▶ **EXCERPTED PASSAGE**
BOINC not properly finishing/switching projects

Questions and Answers : Unix/Linux : BOINC not properly finishing/switching projects
Message board moderation

To post messages, you must log in.

AuthorMessage
Profile FalconFly
Avatar

Send message
Joined: 5 Oct 99
Posts: 394
Credit: 18,053,892
RAC: 0
Germany
Message 107651 - Posted: 5 May 2005, 4:54:38 UTC
Last modified: 5 May 2005, 5:16:19 UTC

It is an old Problem, but it's getting more and more annoying (BOINC V4.19 Linux)...

Several Project Clients will stall at or close to 100% complete, then doing nothing until their Timeshare is over or BOINC 'eventually' somehow terminates them.
(TOP reports the CPU at idle during these periods)

Add to that the other old Problem of BOINC sometimes not properly shutting down a Project Client when switching to another project.

Both don't mean categoric showstoppers, the Work still gets done 'somehow', but not without an undue delay and loss of Computing Cycles.

▶ **WRITTEN INSTRUCTION**
In the forum post about BOINC not properly finishing or switching projects, what version of BOINC does the poster say they are running? You won't need the listing that comes next.

▶ **SUPPLIED ENTRIES**
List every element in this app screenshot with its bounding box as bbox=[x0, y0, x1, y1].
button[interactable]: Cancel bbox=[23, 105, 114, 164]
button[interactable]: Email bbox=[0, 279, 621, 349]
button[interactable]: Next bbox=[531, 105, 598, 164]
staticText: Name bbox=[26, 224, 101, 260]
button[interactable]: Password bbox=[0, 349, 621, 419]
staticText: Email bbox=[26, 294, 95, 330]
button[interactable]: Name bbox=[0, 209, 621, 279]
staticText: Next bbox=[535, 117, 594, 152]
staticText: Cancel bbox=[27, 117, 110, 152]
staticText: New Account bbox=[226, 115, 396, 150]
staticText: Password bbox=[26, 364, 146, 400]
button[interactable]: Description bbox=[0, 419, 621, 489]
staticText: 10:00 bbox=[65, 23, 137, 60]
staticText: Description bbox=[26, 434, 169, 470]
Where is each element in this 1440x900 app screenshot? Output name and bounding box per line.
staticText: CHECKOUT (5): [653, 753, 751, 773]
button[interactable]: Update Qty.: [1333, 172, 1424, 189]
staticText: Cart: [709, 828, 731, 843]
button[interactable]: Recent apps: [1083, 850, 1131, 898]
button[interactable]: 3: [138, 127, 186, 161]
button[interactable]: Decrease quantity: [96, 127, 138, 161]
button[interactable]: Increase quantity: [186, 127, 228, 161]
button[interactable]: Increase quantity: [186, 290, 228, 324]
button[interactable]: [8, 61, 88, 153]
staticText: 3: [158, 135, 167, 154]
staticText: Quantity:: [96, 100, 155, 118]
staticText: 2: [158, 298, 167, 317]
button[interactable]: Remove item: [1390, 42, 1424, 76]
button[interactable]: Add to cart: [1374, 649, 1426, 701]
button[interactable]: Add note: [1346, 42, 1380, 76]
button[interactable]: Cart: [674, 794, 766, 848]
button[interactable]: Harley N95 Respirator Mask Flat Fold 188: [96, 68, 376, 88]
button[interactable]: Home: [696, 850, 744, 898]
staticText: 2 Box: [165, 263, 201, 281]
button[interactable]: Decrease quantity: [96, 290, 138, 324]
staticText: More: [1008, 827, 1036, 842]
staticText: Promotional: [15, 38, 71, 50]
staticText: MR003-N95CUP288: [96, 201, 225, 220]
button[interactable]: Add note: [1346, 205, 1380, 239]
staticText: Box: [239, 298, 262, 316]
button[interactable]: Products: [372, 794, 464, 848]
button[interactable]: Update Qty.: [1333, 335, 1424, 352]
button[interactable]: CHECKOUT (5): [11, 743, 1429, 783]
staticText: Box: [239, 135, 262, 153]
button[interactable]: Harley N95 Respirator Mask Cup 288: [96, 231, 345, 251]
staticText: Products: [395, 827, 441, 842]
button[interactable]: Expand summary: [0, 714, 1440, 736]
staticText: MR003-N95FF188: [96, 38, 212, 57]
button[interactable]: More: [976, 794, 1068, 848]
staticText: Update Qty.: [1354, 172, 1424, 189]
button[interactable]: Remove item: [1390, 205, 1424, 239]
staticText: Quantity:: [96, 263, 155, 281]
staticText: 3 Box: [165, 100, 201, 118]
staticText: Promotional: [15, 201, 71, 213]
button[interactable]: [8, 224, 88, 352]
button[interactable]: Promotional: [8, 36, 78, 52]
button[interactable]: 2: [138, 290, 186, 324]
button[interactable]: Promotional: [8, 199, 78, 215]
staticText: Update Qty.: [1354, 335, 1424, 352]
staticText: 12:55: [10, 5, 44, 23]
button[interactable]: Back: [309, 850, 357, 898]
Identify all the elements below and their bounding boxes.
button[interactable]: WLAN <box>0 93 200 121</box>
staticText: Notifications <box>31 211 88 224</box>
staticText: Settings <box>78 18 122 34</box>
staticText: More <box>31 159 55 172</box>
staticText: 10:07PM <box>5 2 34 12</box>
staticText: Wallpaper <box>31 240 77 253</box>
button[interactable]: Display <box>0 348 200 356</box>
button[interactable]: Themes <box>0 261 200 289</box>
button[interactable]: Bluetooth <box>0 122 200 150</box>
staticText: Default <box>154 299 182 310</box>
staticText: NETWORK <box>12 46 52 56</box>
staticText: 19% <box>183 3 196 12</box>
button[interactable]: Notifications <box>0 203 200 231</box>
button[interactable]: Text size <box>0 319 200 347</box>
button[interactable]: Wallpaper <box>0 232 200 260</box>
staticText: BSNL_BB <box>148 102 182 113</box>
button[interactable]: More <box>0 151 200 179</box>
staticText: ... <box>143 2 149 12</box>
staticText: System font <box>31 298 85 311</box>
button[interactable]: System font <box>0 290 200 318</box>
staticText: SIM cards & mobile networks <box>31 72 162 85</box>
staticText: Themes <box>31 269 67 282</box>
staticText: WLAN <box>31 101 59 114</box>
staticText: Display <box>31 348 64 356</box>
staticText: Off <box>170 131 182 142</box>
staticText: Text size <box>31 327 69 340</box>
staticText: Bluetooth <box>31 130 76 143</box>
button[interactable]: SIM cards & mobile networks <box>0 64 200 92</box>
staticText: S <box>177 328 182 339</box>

▶ **SOLUTION TO THE EXERCISE**
BOINC V4.19 on Linux.